> **Problem statement**: Leaving out all images, write out the records that follow exactly.

> **Data lines**:
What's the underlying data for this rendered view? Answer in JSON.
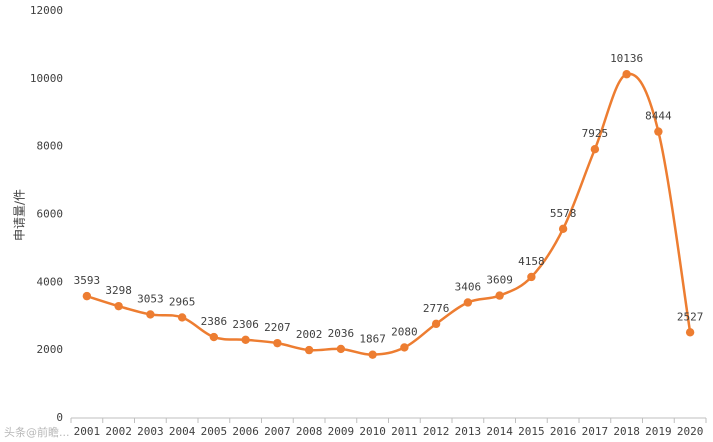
{
  "chart_data": {
    "type": "line",
    "ylabel": "申请量/件",
    "ylim": [
      0,
      12000
    ],
    "yticks": [
      0,
      2000,
      4000,
      6000,
      8000,
      10000,
      12000
    ],
    "categories": [
      "2001",
      "2002",
      "2003",
      "2004",
      "2005",
      "2006",
      "2007",
      "2008",
      "2009",
      "2010",
      "2011",
      "2012",
      "2013",
      "2014",
      "2015",
      "2016",
      "2017",
      "2018",
      "2019",
      "2020"
    ],
    "series": [
      {
        "values": [
          3593,
          3298,
          3053,
          2965,
          2386,
          2306,
          2207,
          2002,
          2036,
          1867,
          2080,
          2776,
          3406,
          3609,
          4158,
          5578,
          7925,
          10136,
          8444,
          2527
        ]
      }
    ],
    "grid": false,
    "legend": "none",
    "line_color": "#ED7D31"
  },
  "watermark": "头条@前瞻..."
}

> **The reply**:
What's the underlying data for this rendered view? Answer in JSON.
{
  "chart_data": {
    "type": "line",
    "ylabel": "申请量/件",
    "ylim": [
      0,
      12000
    ],
    "yticks": [
      0,
      2000,
      4000,
      6000,
      8000,
      10000,
      12000
    ],
    "categories": [
      "2001",
      "2002",
      "2003",
      "2004",
      "2005",
      "2006",
      "2007",
      "2008",
      "2009",
      "2010",
      "2011",
      "2012",
      "2013",
      "2014",
      "2015",
      "2016",
      "2017",
      "2018",
      "2019",
      "2020"
    ],
    "series": [
      {
        "values": [
          3593,
          3298,
          3053,
          2965,
          2386,
          2306,
          2207,
          2002,
          2036,
          1867,
          2080,
          2776,
          3406,
          3609,
          4158,
          5578,
          7925,
          10136,
          8444,
          2527
        ]
      }
    ],
    "grid": false,
    "legend": "none",
    "line_color": "#ED7D31"
  },
  "watermark": "头条@前瞻..."
}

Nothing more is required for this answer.